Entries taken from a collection
━━━

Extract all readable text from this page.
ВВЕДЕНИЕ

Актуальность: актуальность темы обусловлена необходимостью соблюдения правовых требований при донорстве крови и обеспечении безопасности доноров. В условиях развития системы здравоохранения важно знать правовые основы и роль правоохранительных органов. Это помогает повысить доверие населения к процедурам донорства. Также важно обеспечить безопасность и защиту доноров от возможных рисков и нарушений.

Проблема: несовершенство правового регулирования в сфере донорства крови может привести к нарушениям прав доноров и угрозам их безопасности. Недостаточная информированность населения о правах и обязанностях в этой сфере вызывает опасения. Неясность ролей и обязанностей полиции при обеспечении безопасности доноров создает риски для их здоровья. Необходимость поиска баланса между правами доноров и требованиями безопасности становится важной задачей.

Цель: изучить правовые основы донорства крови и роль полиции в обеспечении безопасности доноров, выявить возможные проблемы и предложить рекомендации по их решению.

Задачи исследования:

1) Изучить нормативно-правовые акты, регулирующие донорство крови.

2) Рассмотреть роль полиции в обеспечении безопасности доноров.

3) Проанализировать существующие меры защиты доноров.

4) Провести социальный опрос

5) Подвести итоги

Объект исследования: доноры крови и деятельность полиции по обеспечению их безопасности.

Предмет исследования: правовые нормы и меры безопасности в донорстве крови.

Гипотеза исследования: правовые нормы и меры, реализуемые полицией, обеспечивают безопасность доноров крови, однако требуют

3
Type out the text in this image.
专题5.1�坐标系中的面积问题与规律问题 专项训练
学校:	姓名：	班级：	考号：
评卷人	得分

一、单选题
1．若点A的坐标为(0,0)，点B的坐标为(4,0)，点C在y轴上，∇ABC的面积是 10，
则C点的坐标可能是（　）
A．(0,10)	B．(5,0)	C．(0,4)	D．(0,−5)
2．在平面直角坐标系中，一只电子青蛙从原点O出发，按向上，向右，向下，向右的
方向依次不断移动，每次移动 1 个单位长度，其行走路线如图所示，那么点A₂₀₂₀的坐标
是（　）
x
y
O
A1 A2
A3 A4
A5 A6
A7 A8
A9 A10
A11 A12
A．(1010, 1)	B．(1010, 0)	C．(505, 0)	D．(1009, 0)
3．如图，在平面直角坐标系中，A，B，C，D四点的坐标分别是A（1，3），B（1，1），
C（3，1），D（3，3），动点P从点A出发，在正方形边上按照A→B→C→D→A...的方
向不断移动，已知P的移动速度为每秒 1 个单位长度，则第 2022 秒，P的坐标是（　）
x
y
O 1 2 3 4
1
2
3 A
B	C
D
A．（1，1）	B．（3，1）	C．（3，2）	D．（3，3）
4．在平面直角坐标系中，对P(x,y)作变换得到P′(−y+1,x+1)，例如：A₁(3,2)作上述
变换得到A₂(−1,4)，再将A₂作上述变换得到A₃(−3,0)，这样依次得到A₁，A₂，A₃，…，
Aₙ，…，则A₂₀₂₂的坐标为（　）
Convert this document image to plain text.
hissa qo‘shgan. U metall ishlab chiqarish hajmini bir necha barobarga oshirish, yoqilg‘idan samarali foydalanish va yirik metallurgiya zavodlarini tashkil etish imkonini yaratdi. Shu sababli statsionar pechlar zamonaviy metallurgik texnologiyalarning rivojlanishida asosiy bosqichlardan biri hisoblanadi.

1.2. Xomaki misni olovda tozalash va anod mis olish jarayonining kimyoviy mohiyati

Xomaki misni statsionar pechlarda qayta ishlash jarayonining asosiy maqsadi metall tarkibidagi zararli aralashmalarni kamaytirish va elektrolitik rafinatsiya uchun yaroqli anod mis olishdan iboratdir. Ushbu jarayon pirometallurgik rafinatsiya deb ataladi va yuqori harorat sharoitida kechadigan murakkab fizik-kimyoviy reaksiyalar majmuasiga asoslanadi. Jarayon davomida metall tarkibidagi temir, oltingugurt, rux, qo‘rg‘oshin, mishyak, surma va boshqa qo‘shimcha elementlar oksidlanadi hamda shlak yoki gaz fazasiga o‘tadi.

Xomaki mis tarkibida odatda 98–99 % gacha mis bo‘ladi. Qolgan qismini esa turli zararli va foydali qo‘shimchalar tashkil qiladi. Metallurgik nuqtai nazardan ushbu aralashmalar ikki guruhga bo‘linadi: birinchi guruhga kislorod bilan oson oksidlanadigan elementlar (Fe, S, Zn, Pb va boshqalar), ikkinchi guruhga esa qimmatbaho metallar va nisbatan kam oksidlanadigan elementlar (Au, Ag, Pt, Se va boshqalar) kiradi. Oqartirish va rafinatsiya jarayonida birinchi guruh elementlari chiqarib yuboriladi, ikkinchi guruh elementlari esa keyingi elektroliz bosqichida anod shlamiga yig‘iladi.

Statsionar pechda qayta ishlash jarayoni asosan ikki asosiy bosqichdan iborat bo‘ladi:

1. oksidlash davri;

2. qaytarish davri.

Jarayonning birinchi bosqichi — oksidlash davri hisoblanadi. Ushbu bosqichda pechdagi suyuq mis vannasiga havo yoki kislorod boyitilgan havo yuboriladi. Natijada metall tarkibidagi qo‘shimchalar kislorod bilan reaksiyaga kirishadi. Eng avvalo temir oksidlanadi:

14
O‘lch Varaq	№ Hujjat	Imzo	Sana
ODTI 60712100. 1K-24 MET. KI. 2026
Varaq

━━━

→ **EXERCISE INSTRUCTIONS**:
Report the number of lines in the entries above that include the word "this" and add nothing to it.

→ **TASK RESULT**:
3